** BEGIN **

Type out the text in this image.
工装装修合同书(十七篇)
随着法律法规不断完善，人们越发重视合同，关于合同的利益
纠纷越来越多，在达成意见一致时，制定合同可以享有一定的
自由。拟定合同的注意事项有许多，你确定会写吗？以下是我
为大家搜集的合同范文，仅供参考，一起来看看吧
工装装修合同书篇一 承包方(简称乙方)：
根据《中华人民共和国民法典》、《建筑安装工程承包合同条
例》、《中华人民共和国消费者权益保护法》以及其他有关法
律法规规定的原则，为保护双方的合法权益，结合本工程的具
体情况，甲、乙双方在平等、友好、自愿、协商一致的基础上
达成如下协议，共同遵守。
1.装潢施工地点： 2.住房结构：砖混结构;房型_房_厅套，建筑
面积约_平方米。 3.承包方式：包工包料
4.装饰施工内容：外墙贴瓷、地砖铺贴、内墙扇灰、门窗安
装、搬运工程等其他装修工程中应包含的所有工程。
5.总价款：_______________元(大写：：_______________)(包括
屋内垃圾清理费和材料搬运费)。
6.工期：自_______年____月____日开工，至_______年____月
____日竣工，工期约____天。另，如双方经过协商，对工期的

** END **
** BEGIN **

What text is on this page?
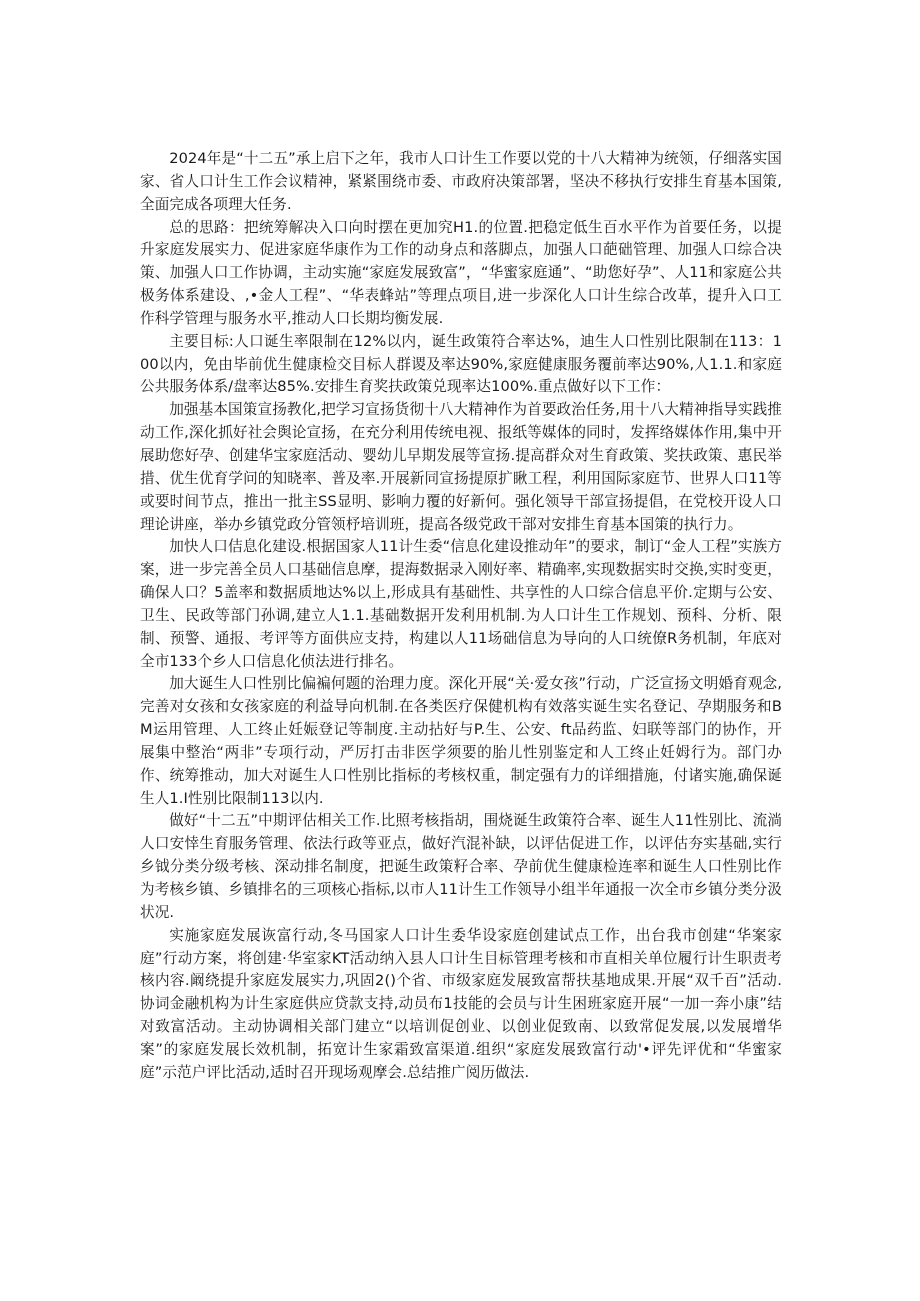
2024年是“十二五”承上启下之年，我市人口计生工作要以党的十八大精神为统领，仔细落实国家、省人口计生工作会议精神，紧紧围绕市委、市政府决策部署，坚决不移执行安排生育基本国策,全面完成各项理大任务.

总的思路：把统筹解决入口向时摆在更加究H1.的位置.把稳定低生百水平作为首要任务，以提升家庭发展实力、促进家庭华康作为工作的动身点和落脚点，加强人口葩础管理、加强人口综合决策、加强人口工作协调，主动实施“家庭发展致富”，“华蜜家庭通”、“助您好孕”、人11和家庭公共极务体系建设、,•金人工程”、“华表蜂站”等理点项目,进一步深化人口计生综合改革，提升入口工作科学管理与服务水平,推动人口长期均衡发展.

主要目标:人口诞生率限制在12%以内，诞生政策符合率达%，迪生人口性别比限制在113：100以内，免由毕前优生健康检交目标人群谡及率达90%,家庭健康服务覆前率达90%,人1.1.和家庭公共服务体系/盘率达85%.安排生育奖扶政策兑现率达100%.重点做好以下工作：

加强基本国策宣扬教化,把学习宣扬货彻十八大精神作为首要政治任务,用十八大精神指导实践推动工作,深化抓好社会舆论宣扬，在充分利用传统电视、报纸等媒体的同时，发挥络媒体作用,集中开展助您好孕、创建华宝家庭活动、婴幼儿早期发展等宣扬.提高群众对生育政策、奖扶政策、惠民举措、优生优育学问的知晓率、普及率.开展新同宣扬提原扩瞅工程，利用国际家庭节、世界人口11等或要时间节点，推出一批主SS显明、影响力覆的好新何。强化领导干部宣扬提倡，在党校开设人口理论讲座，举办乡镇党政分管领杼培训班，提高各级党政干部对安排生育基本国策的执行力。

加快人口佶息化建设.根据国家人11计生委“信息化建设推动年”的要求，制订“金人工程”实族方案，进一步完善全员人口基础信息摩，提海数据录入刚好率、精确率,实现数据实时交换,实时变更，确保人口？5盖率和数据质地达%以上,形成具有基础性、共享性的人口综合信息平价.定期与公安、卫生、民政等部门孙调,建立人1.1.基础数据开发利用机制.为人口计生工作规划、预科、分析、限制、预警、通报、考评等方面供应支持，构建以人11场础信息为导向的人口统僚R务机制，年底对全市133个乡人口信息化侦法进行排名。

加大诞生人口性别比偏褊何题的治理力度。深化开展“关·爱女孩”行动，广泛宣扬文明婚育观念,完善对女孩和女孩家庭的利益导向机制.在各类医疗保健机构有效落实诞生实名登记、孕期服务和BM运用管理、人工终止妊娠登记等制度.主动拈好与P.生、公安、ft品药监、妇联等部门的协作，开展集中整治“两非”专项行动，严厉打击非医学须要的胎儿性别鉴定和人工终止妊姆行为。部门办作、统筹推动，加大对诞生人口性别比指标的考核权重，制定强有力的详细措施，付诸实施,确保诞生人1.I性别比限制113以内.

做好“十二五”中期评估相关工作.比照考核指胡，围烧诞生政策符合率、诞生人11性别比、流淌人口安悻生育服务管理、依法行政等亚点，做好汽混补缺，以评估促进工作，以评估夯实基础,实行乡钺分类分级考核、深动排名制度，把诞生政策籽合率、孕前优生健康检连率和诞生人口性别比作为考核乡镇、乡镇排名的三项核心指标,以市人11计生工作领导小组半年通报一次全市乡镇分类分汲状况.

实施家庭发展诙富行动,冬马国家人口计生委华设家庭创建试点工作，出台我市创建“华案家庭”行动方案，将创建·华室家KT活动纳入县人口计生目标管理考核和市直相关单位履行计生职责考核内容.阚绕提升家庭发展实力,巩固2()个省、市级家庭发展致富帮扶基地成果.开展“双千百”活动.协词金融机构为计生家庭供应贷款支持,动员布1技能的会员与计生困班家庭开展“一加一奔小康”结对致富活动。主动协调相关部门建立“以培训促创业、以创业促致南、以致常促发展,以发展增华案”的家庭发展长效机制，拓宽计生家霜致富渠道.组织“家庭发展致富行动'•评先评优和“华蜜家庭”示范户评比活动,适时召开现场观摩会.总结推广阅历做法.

** END **
** BEGIN **

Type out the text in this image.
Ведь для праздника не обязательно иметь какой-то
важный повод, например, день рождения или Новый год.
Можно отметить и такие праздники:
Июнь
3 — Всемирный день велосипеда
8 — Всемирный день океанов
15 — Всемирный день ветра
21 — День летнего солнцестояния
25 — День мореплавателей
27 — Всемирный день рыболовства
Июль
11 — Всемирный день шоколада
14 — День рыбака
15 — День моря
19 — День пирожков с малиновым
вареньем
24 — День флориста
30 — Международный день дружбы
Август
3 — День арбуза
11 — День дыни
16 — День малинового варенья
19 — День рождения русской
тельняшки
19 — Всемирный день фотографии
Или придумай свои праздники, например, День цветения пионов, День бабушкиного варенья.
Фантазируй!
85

** END **

Identify the lines above that contain the word "праздники", then copy them.

# Answer to the task
Можно отметить и такие праздники:
Или придумай свои праздники, например, День цветения пионов, День бабушкиного варенья.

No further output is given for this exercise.